Extracted data |
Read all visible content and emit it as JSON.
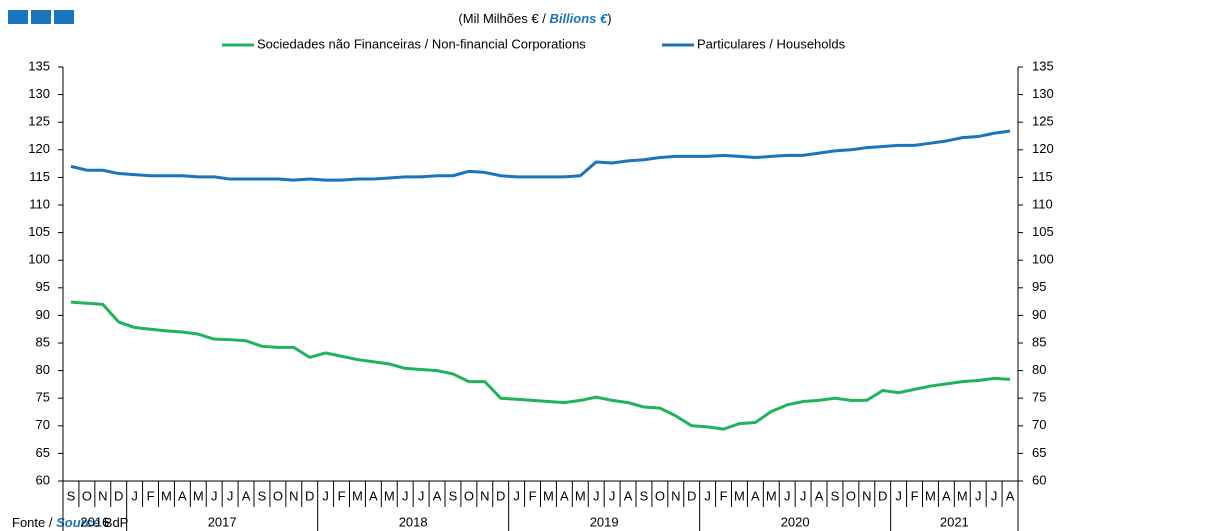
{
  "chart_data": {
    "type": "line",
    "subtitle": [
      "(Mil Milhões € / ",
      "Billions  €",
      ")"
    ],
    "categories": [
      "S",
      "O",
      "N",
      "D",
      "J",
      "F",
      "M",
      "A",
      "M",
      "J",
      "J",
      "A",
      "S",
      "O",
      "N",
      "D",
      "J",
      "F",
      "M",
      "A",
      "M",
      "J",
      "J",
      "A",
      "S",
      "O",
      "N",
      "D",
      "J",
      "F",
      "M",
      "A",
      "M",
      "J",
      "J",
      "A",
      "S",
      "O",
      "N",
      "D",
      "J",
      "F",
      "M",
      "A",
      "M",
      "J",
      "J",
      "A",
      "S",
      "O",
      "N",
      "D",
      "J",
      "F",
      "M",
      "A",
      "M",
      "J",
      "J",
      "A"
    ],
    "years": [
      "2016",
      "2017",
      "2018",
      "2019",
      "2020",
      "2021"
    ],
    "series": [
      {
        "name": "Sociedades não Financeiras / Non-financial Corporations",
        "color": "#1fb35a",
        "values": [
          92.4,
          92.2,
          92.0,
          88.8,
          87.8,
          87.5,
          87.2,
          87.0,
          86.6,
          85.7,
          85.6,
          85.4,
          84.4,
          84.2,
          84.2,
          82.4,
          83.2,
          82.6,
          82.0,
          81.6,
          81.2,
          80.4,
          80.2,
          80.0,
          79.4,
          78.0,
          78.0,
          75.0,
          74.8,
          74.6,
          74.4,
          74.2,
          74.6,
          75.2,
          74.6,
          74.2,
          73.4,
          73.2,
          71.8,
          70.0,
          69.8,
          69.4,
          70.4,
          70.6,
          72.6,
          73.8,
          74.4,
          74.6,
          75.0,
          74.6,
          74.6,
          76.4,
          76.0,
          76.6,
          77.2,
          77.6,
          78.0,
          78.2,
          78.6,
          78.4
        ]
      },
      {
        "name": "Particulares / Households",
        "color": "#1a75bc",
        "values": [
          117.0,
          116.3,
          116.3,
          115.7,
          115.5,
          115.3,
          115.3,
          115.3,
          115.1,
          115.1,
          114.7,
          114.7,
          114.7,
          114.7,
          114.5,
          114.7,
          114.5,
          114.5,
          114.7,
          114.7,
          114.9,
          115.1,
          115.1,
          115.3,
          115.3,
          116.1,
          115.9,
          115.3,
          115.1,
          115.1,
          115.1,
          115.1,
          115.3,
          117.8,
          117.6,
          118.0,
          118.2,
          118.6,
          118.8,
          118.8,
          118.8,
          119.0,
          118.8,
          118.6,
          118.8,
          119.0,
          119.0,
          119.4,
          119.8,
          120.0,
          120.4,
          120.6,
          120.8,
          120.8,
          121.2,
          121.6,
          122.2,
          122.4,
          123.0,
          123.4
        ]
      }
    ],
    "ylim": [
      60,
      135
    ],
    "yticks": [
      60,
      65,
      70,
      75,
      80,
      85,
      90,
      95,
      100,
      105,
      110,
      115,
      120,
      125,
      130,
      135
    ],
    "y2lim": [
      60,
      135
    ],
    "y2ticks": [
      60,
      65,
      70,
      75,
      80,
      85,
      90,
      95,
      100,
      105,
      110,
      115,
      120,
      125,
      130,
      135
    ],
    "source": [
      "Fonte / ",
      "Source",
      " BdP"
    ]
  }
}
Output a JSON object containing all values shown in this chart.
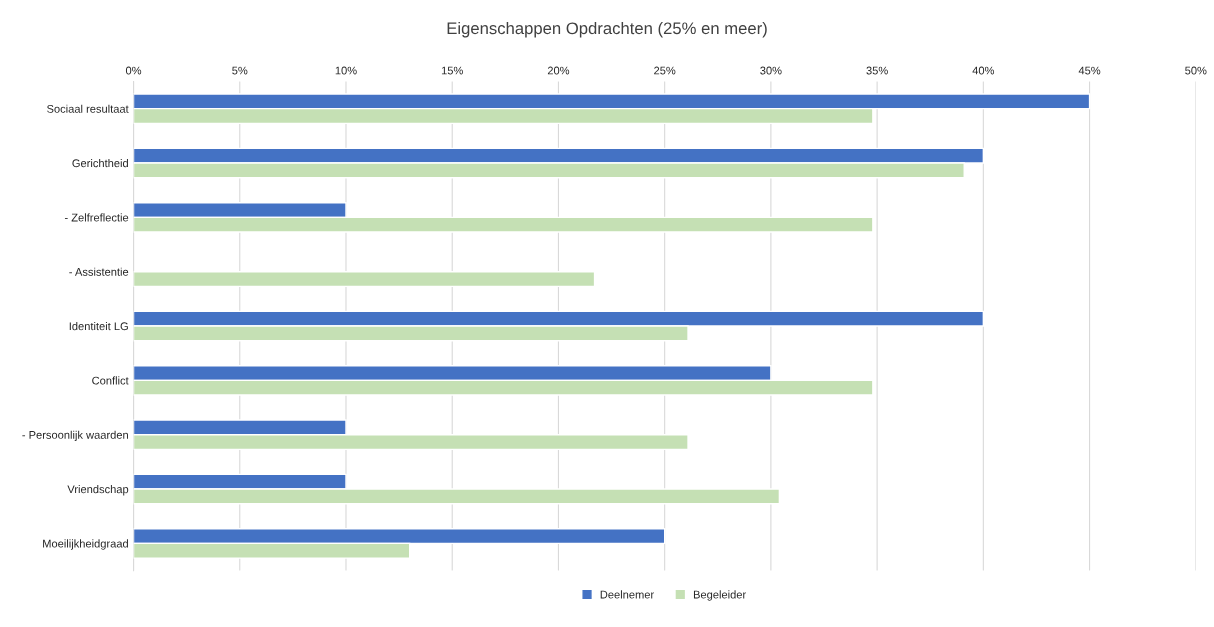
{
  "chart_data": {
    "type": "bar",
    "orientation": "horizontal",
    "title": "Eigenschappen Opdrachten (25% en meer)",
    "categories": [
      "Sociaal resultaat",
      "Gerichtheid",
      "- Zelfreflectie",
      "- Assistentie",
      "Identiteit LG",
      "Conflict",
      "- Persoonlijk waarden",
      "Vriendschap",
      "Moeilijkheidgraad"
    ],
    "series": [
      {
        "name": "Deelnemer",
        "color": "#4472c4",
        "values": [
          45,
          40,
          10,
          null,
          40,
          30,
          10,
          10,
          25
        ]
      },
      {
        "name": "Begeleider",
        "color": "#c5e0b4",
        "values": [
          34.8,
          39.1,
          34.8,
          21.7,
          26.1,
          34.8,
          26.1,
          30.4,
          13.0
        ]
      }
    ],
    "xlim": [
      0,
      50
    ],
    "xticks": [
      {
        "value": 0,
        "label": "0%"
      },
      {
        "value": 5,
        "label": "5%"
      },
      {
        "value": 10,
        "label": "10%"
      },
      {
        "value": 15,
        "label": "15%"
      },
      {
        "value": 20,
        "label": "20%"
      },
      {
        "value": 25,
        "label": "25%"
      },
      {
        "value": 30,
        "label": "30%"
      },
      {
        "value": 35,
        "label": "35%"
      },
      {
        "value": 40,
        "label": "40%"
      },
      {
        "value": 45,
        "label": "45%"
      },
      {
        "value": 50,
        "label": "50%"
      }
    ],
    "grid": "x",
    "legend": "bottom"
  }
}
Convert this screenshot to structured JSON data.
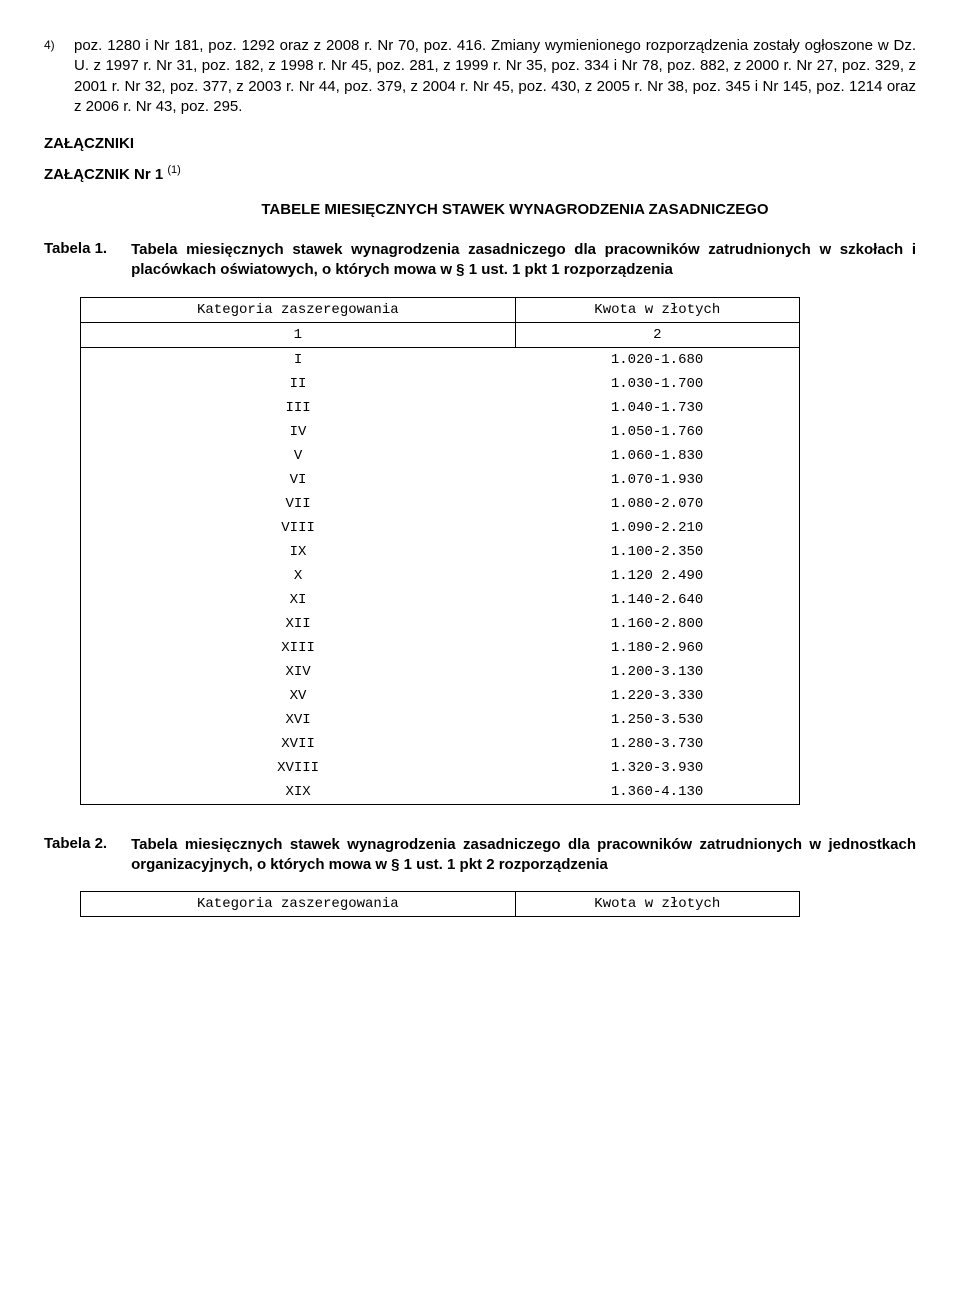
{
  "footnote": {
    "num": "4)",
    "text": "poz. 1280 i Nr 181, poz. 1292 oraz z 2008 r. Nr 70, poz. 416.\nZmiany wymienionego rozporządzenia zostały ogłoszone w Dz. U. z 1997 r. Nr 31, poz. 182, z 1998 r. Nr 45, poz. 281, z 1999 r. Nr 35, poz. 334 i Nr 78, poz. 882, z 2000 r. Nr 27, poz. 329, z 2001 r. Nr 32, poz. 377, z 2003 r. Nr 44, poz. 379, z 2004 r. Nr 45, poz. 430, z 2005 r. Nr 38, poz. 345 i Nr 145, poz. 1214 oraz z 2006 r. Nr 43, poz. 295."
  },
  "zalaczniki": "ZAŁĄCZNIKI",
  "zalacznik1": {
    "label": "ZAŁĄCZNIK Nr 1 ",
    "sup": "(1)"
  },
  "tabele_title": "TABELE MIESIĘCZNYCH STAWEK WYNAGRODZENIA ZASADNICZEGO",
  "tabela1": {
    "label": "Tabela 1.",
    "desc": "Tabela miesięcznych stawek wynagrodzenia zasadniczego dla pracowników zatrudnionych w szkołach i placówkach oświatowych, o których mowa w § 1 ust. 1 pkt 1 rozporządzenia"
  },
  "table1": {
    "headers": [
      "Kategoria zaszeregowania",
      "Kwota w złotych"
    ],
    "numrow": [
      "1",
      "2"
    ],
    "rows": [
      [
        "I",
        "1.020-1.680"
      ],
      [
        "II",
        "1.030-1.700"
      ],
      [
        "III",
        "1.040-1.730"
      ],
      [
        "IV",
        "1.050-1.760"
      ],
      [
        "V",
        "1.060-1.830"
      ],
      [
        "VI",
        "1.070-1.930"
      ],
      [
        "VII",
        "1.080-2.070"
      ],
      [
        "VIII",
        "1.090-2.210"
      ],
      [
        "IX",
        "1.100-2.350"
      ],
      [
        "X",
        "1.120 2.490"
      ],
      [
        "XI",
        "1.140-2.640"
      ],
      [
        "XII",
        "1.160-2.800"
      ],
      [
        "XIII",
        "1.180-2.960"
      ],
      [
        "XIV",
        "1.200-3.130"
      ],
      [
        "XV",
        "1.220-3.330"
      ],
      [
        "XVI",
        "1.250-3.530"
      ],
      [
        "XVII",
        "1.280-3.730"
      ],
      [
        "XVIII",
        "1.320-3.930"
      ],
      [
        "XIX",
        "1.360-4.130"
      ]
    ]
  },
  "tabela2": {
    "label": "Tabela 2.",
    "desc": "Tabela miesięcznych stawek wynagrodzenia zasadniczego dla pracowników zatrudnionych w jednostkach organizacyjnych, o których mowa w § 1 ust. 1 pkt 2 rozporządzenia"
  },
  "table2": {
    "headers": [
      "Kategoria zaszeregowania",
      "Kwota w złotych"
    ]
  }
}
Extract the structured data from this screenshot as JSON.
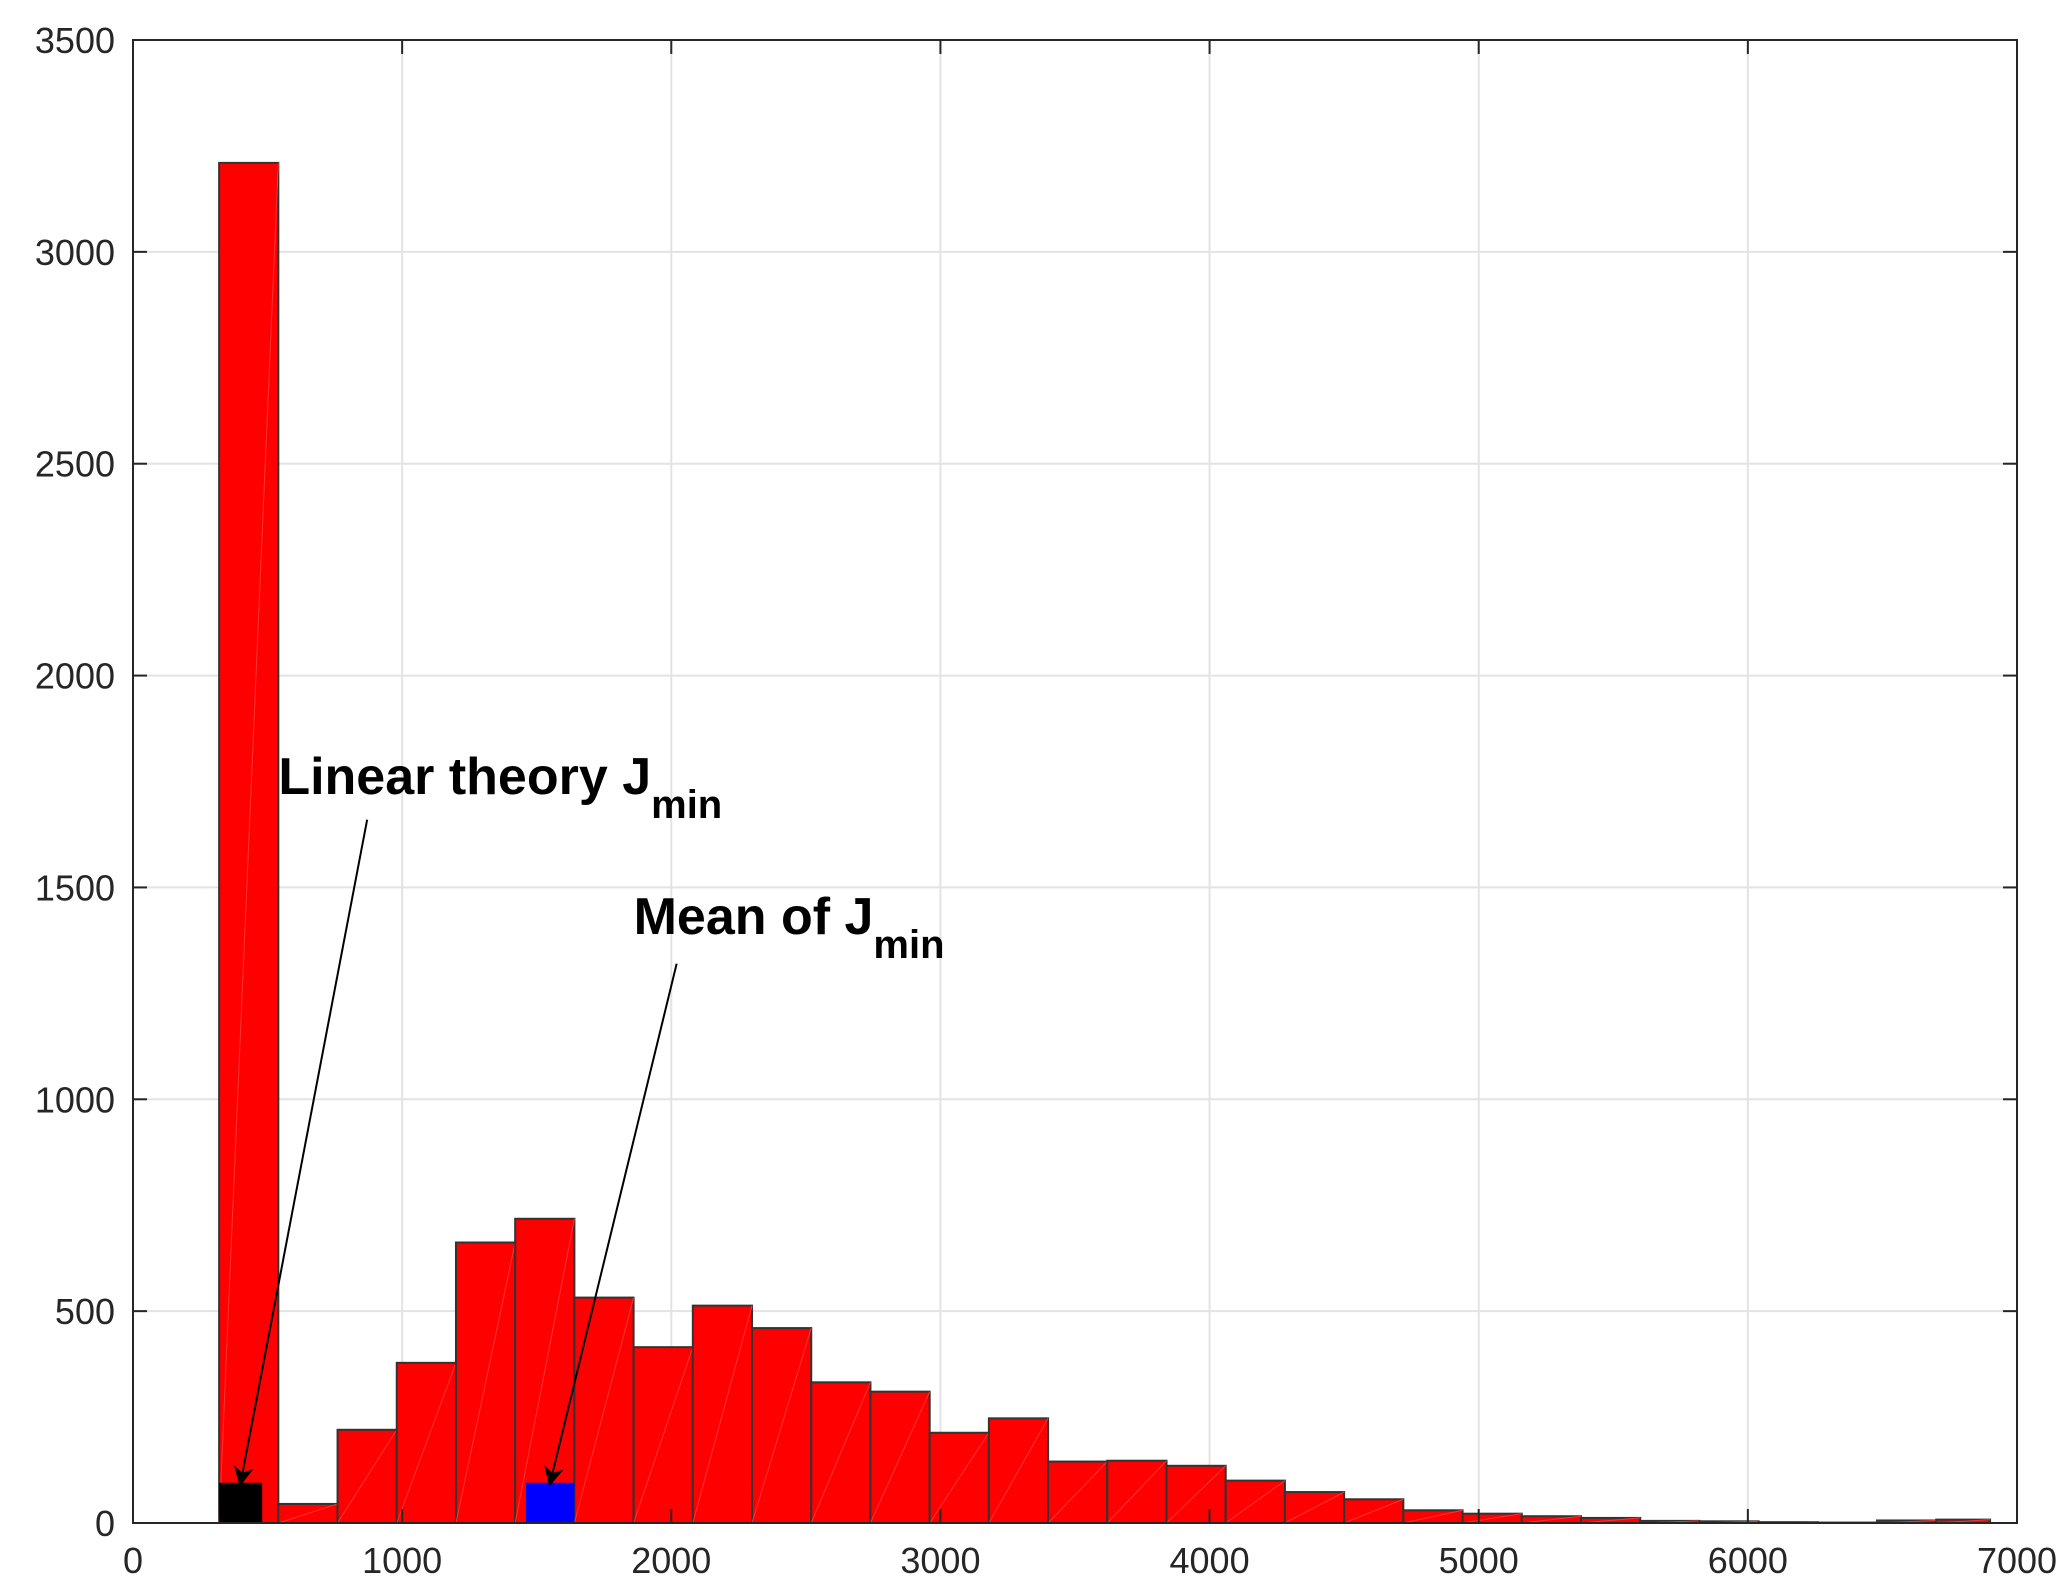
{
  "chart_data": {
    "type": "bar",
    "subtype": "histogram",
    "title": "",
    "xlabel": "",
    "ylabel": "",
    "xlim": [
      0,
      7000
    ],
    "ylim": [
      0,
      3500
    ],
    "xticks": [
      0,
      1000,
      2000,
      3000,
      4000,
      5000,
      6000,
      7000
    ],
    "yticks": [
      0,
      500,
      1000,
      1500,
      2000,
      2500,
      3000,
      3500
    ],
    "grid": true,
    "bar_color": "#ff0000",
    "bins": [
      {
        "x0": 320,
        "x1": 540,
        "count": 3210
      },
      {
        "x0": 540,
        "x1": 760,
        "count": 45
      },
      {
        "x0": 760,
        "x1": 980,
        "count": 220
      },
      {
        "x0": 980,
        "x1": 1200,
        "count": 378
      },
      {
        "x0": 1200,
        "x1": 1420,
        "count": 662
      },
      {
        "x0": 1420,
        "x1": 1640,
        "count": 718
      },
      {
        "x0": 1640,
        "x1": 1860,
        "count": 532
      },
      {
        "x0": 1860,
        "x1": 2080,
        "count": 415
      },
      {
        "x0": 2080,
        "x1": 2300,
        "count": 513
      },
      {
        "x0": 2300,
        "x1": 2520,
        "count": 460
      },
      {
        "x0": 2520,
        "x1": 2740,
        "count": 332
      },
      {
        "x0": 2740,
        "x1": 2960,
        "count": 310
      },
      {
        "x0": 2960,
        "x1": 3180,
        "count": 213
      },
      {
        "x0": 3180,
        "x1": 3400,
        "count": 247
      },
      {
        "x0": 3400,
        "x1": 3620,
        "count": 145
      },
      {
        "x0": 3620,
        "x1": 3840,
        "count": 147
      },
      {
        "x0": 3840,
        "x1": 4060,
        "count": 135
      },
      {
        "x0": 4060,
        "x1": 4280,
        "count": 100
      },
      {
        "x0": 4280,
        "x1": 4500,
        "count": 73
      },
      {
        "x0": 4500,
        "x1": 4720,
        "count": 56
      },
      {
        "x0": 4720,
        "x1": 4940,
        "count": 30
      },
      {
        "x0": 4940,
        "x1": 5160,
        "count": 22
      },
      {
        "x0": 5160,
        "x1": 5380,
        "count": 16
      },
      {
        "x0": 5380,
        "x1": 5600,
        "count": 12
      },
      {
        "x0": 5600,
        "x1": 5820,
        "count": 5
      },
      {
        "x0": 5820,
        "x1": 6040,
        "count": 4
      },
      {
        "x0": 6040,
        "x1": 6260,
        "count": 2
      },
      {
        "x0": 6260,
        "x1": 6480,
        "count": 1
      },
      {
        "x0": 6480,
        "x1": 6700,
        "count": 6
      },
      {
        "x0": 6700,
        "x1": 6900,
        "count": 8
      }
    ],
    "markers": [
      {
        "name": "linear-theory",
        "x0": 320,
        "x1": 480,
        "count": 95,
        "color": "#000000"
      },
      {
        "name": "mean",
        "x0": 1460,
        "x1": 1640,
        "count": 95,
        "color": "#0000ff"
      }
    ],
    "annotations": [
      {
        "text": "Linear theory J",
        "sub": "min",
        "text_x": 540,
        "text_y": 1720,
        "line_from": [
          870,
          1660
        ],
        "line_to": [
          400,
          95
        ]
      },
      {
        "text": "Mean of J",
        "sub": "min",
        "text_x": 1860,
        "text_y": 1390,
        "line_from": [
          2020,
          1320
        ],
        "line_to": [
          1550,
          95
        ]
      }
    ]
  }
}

What you should do |
Say how many lines in the listing above include "name". Give nothing but the number.

Exercise result |
6